**EXCERPT TO READ:**

Liberate 23rd Ave houses The Bikery, where community members can build bikes for free and then keep them. Liberating Ourselves locally is a maker space based out of the same building. Liberate 23rd Ave also houses Oakland SOL, a queer and trans people of color food justice collective, which is also part of the 8 affordable housing units in the building. SOL has hosted many drag shows, parties, dance and musical performances.

“Our communities are always in crisis. Trauma is happening every day in our communities, but so is art and creation.”

After Ghost Ship, Liberate 23rd Ave was visited by workers from the City of Oakland and constantly under threat of being shut down. Their landlord eventually said “I can’t do this anymore. I need to sell it in 90 days, but I want you all to buy it.” Peacock and its neighbor organizations were able to mobilize 600 people and raise $90,000 in 8 weeks, which was enough for the deposit. The fundraising campaign attracted a lot of media attention, which helped warm city officials to the cause. Peacock partnered with Oakland Community Land trust and now Liberate 23rd Ave owns not only their building, but also the land under it in perpetuity. This helped save 8 affordable housing units, 4 cultural spaces, and a community garden.

Here are a few more of my favorite quotes from Devi Peacock’s presentation:

“Everyone in the community, we consider to be an artist and a culture maker.”
“We need relationships that can outlast oppression.”

**RECORDS PROVIDED:**
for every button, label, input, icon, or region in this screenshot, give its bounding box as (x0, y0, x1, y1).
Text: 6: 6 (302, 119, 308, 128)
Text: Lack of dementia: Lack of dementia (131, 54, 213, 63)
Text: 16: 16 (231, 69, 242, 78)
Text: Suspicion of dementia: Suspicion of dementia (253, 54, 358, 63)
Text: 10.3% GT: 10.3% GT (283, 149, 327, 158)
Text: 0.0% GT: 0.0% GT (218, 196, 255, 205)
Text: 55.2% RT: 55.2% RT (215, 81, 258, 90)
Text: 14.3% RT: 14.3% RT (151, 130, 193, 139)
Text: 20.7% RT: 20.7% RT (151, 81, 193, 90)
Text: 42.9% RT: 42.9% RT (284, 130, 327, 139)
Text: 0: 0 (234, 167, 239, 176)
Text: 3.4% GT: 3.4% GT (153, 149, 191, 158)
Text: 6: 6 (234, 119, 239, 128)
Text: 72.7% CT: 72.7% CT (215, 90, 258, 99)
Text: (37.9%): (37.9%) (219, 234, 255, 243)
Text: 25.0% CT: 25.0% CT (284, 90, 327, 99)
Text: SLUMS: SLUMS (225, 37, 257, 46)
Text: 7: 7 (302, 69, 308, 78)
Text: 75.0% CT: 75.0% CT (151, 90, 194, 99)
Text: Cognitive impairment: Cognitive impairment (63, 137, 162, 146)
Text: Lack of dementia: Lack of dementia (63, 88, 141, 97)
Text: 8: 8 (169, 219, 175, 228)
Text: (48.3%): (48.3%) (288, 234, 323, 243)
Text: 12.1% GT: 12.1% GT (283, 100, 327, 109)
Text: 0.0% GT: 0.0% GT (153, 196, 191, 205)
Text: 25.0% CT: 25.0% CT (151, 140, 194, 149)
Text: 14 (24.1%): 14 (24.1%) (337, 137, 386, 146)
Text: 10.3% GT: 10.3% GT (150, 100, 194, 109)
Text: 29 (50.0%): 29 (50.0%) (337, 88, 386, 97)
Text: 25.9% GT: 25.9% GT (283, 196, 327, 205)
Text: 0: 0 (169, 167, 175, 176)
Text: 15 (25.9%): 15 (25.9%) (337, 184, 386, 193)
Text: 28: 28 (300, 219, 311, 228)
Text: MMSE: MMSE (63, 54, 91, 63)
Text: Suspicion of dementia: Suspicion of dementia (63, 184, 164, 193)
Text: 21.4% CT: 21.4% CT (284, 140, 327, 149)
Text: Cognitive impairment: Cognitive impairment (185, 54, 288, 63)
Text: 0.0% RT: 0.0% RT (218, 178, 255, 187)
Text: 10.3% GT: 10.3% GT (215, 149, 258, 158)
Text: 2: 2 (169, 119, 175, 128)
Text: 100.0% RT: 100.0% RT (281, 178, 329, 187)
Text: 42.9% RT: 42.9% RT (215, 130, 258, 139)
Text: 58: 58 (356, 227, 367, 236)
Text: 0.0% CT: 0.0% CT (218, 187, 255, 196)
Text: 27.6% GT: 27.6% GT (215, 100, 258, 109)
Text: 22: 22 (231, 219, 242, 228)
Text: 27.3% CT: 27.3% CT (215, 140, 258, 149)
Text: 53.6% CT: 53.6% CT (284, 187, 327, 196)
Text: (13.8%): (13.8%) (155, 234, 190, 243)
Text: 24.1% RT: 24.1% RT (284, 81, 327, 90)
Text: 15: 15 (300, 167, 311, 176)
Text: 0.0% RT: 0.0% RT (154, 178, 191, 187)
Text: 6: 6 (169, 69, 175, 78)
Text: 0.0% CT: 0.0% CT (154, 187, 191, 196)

**EXERCISE SET:**
A) According to the excerpt on Liberate 23rd Ave, how much money was raised for the deposit, and over what period?
B) Reproduce word for word the part of the Liberate 23rd Ave excerpt that begins at the words "Liberate 23rd Ave houses" and stops after "and musical performances.".

**EXPECTED RESULTS:**
A) $90,000 in 8 weeks.

B)
Liberate 23rd Ave houses The Bikery, where community members can build bikes for free and then keep them. Liberating Ourselves locally is a maker space based out of the same building. Liberate 23rd Ave also houses Oakland SOL, a queer and trans people of color food justice collective, which is also part of the 8 affordable housing units in the building. SOL has hosted many drag shows, parties, dance and musical performances.